WHAT IS BEING ASKED: For each record that follows, write out an identical copy.

==== SUPPLIED RECORDS ====

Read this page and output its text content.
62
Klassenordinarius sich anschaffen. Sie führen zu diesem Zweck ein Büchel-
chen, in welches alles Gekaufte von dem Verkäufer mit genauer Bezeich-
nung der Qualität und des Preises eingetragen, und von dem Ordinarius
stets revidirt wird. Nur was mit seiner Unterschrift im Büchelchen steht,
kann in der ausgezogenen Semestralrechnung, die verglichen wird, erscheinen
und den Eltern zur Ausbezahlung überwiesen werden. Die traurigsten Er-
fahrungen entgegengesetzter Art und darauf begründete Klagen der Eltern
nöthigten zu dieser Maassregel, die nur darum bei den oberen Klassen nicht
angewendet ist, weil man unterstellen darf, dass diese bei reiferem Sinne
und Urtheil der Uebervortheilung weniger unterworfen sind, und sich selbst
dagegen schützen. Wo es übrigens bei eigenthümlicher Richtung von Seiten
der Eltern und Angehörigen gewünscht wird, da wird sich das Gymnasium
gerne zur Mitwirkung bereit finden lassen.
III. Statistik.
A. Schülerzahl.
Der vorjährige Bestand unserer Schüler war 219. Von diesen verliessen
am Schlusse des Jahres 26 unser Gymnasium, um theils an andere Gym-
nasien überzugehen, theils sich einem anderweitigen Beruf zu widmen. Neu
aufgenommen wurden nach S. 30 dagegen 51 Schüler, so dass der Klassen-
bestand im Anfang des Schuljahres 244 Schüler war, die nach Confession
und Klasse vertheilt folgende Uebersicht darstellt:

====

ANSWER TO THE EXERCISE:
Read this page and output its text content.
62
Klassenordinarius sich anschaffen. Sie führen zu diesem Zweck ein Büchel-
chen, in welches alles Gekaufte von dem Verkäufer mit genauer Bezeich-
nung der Qualität und des Preises eingetragen, und von dem Ordinarius
stets revidirt wird. Nur was mit seiner Unterschrift im Büchelchen steht,
kann in der ausgezogenen Semestralrechnung, die verglichen wird, erscheinen
und den Eltern zur Ausbezahlung überwiesen werden. Die traurigsten Er-
fahrungen entgegengesetzter Art und darauf begründete Klagen der Eltern
nöthigten zu dieser Maassregel, die nur darum bei den oberen Klassen nicht
angewendet ist, weil man unterstellen darf, dass diese bei reiferem Sinne
und Urtheil der Uebervortheilung weniger unterworfen sind, und sich selbst
dagegen schützen. Wo es übrigens bei eigenthümlicher Richtung von Seiten
der Eltern und Angehörigen gewünscht wird, da wird sich das Gymnasium
gerne zur Mitwirkung bereit finden lassen.
III. Statistik.
A. Schülerzahl.
Der vorjährige Bestand unserer Schüler war 219. Von diesen verliessen
am Schlusse des Jahres 26 unser Gymnasium, um theils an andere Gym-
nasien überzugehen, theils sich einem anderweitigen Beruf zu widmen. Neu
aufgenommen wurden nach S. 30 dagegen 51 Schüler, so dass der Klassen-
bestand im Anfang des Schuljahres 244 Schüler war, die nach Confession
und Klasse vertheilt folgende Uebersicht darstellt:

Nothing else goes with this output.